<<<<

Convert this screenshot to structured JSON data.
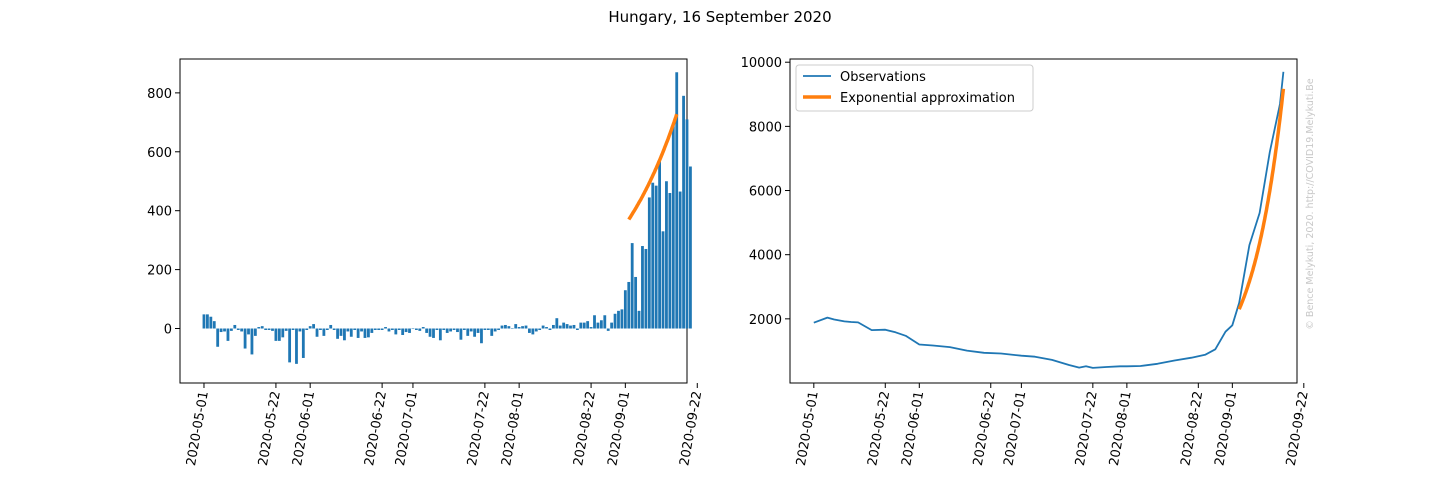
{
  "figure_title": "Hungary, 16 September 2020",
  "watermark": "© Bence Melykuti, 2020. http://COVID19.Melykuti.Be",
  "colors": {
    "observations": "#1f77b4",
    "approximation": "#ff7f0e",
    "watermark": "#c8c8c8"
  },
  "chart_data": [
    {
      "type": "bar",
      "title": "",
      "xlabel": "",
      "ylabel": "",
      "xlim": [
        "2020-04-24",
        "2020-09-19"
      ],
      "ylim": [
        -185,
        915
      ],
      "x_ticks": [
        "2020-05-01",
        "2020-05-22",
        "2020-06-01",
        "2020-06-22",
        "2020-07-01",
        "2020-07-22",
        "2020-08-01",
        "2020-08-22",
        "2020-09-01",
        "2020-09-22"
      ],
      "y_ticks": [
        0,
        200,
        400,
        600,
        800
      ],
      "grid": false,
      "start_date": "2020-05-01",
      "bar_values": [
        48,
        48,
        40,
        25,
        -62,
        -12,
        -10,
        -42,
        -8,
        12,
        -5,
        -10,
        -68,
        -20,
        -88,
        -25,
        5,
        8,
        -5,
        -5,
        -8,
        -42,
        -42,
        -30,
        -8,
        -115,
        -5,
        -120,
        -10,
        -100,
        -5,
        8,
        15,
        -28,
        -5,
        -25,
        -5,
        12,
        -5,
        -35,
        -25,
        -40,
        -10,
        -28,
        -5,
        -32,
        -10,
        -32,
        -30,
        -15,
        -5,
        -5,
        -5,
        5,
        -10,
        -5,
        -20,
        -5,
        -22,
        -12,
        -15,
        0,
        -5,
        -8,
        5,
        -15,
        -28,
        -32,
        -5,
        -40,
        -5,
        -15,
        -10,
        -5,
        -12,
        -38,
        -5,
        -25,
        -10,
        -28,
        -15,
        -50,
        -5,
        -5,
        -25,
        -10,
        -5,
        10,
        12,
        8,
        0,
        15,
        5,
        8,
        10,
        -15,
        -20,
        -10,
        -5,
        10,
        5,
        -5,
        12,
        35,
        10,
        20,
        15,
        10,
        12,
        -5,
        20,
        20,
        25,
        5,
        45,
        20,
        28,
        45,
        -8,
        20,
        50,
        60,
        65,
        130,
        158,
        290,
        175,
        60,
        280,
        270,
        445,
        495,
        485,
        570,
        330,
        500,
        460,
        695,
        870,
        465,
        790,
        710,
        550
      ],
      "approx_x": [
        "2020-09-02",
        "2020-09-16"
      ],
      "approx_y0": 370,
      "approx_growth": 0.0483
    },
    {
      "type": "line",
      "title": "",
      "xlabel": "",
      "ylabel": "",
      "xlim": [
        "2020-04-24",
        "2020-09-20"
      ],
      "ylim": [
        0,
        10100
      ],
      "x_ticks": [
        "2020-05-01",
        "2020-05-22",
        "2020-06-01",
        "2020-06-22",
        "2020-07-01",
        "2020-07-22",
        "2020-08-01",
        "2020-08-22",
        "2020-09-01",
        "2020-09-22"
      ],
      "y_ticks": [
        2000,
        4000,
        6000,
        8000,
        10000
      ],
      "grid": false,
      "legend_placement": "top-left",
      "series": [
        {
          "name": "Observations",
          "points": [
            [
              "2020-05-01",
              1880
            ],
            [
              "2020-05-05",
              2040
            ],
            [
              "2020-05-07",
              1980
            ],
            [
              "2020-05-10",
              1920
            ],
            [
              "2020-05-12",
              1900
            ],
            [
              "2020-05-14",
              1890
            ],
            [
              "2020-05-18",
              1650
            ],
            [
              "2020-05-22",
              1660
            ],
            [
              "2020-05-25",
              1580
            ],
            [
              "2020-05-28",
              1470
            ],
            [
              "2020-06-01",
              1200
            ],
            [
              "2020-06-05",
              1170
            ],
            [
              "2020-06-10",
              1120
            ],
            [
              "2020-06-15",
              1010
            ],
            [
              "2020-06-20",
              940
            ],
            [
              "2020-06-25",
              920
            ],
            [
              "2020-07-01",
              850
            ],
            [
              "2020-07-05",
              820
            ],
            [
              "2020-07-10",
              720
            ],
            [
              "2020-07-15",
              560
            ],
            [
              "2020-07-18",
              480
            ],
            [
              "2020-07-20",
              520
            ],
            [
              "2020-07-22",
              470
            ],
            [
              "2020-07-26",
              500
            ],
            [
              "2020-07-30",
              520
            ],
            [
              "2020-08-01",
              520
            ],
            [
              "2020-08-05",
              530
            ],
            [
              "2020-08-10",
              600
            ],
            [
              "2020-08-15",
              700
            ],
            [
              "2020-08-20",
              790
            ],
            [
              "2020-08-24",
              880
            ],
            [
              "2020-08-27",
              1050
            ],
            [
              "2020-08-30",
              1600
            ],
            [
              "2020-09-01",
              1800
            ],
            [
              "2020-09-03",
              2500
            ],
            [
              "2020-09-06",
              4300
            ],
            [
              "2020-09-09",
              5300
            ],
            [
              "2020-09-12",
              7200
            ],
            [
              "2020-09-15",
              8700
            ],
            [
              "2020-09-16",
              9700
            ]
          ]
        },
        {
          "name": "Exponential approximation",
          "x_range": [
            "2020-09-03",
            "2020-09-16"
          ],
          "y_at_start": 2300,
          "growth": 0.1064
        }
      ]
    }
  ]
}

>>>>

Transcribe the material as is, with images omitted.

Convert this screenshot to structured JSON data.
{
  "figure_title": "Hungary, 16 September 2020",
  "watermark": "© Bence Melykuti, 2020. http://COVID19.Melykuti.Be",
  "colors": {
    "observations": "#1f77b4",
    "approximation": "#ff7f0e",
    "watermark": "#c8c8c8"
  },
  "chart_data": [
    {
      "type": "bar",
      "title": "",
      "xlabel": "",
      "ylabel": "",
      "xlim": [
        "2020-04-24",
        "2020-09-19"
      ],
      "ylim": [
        -185,
        915
      ],
      "x_ticks": [
        "2020-05-01",
        "2020-05-22",
        "2020-06-01",
        "2020-06-22",
        "2020-07-01",
        "2020-07-22",
        "2020-08-01",
        "2020-08-22",
        "2020-09-01",
        "2020-09-22"
      ],
      "y_ticks": [
        0,
        200,
        400,
        600,
        800
      ],
      "grid": false,
      "start_date": "2020-05-01",
      "bar_values": [
        48,
        48,
        40,
        25,
        -62,
        -12,
        -10,
        -42,
        -8,
        12,
        -5,
        -10,
        -68,
        -20,
        -88,
        -25,
        5,
        8,
        -5,
        -5,
        -8,
        -42,
        -42,
        -30,
        -8,
        -115,
        -5,
        -120,
        -10,
        -100,
        -5,
        8,
        15,
        -28,
        -5,
        -25,
        -5,
        12,
        -5,
        -35,
        -25,
        -40,
        -10,
        -28,
        -5,
        -32,
        -10,
        -32,
        -30,
        -15,
        -5,
        -5,
        -5,
        5,
        -10,
        -5,
        -20,
        -5,
        -22,
        -12,
        -15,
        0,
        -5,
        -8,
        5,
        -15,
        -28,
        -32,
        -5,
        -40,
        -5,
        -15,
        -10,
        -5,
        -12,
        -38,
        -5,
        -25,
        -10,
        -28,
        -15,
        -50,
        -5,
        -5,
        -25,
        -10,
        -5,
        10,
        12,
        8,
        0,
        15,
        5,
        8,
        10,
        -15,
        -20,
        -10,
        -5,
        10,
        5,
        -5,
        12,
        35,
        10,
        20,
        15,
        10,
        12,
        -5,
        20,
        20,
        25,
        5,
        45,
        20,
        28,
        45,
        -8,
        20,
        50,
        60,
        65,
        130,
        158,
        290,
        175,
        60,
        280,
        270,
        445,
        495,
        485,
        570,
        330,
        500,
        460,
        695,
        870,
        465,
        790,
        710,
        550
      ],
      "approx_x": [
        "2020-09-02",
        "2020-09-16"
      ],
      "approx_y0": 370,
      "approx_growth": 0.0483
    },
    {
      "type": "line",
      "title": "",
      "xlabel": "",
      "ylabel": "",
      "xlim": [
        "2020-04-24",
        "2020-09-20"
      ],
      "ylim": [
        0,
        10100
      ],
      "x_ticks": [
        "2020-05-01",
        "2020-05-22",
        "2020-06-01",
        "2020-06-22",
        "2020-07-01",
        "2020-07-22",
        "2020-08-01",
        "2020-08-22",
        "2020-09-01",
        "2020-09-22"
      ],
      "y_ticks": [
        2000,
        4000,
        6000,
        8000,
        10000
      ],
      "grid": false,
      "legend_placement": "top-left",
      "series": [
        {
          "name": "Observations",
          "points": [
            [
              "2020-05-01",
              1880
            ],
            [
              "2020-05-05",
              2040
            ],
            [
              "2020-05-07",
              1980
            ],
            [
              "2020-05-10",
              1920
            ],
            [
              "2020-05-12",
              1900
            ],
            [
              "2020-05-14",
              1890
            ],
            [
              "2020-05-18",
              1650
            ],
            [
              "2020-05-22",
              1660
            ],
            [
              "2020-05-25",
              1580
            ],
            [
              "2020-05-28",
              1470
            ],
            [
              "2020-06-01",
              1200
            ],
            [
              "2020-06-05",
              1170
            ],
            [
              "2020-06-10",
              1120
            ],
            [
              "2020-06-15",
              1010
            ],
            [
              "2020-06-20",
              940
            ],
            [
              "2020-06-25",
              920
            ],
            [
              "2020-07-01",
              850
            ],
            [
              "2020-07-05",
              820
            ],
            [
              "2020-07-10",
              720
            ],
            [
              "2020-07-15",
              560
            ],
            [
              "2020-07-18",
              480
            ],
            [
              "2020-07-20",
              520
            ],
            [
              "2020-07-22",
              470
            ],
            [
              "2020-07-26",
              500
            ],
            [
              "2020-07-30",
              520
            ],
            [
              "2020-08-01",
              520
            ],
            [
              "2020-08-05",
              530
            ],
            [
              "2020-08-10",
              600
            ],
            [
              "2020-08-15",
              700
            ],
            [
              "2020-08-20",
              790
            ],
            [
              "2020-08-24",
              880
            ],
            [
              "2020-08-27",
              1050
            ],
            [
              "2020-08-30",
              1600
            ],
            [
              "2020-09-01",
              1800
            ],
            [
              "2020-09-03",
              2500
            ],
            [
              "2020-09-06",
              4300
            ],
            [
              "2020-09-09",
              5300
            ],
            [
              "2020-09-12",
              7200
            ],
            [
              "2020-09-15",
              8700
            ],
            [
              "2020-09-16",
              9700
            ]
          ]
        },
        {
          "name": "Exponential approximation",
          "x_range": [
            "2020-09-03",
            "2020-09-16"
          ],
          "y_at_start": 2300,
          "growth": 0.1064
        }
      ]
    }
  ]
}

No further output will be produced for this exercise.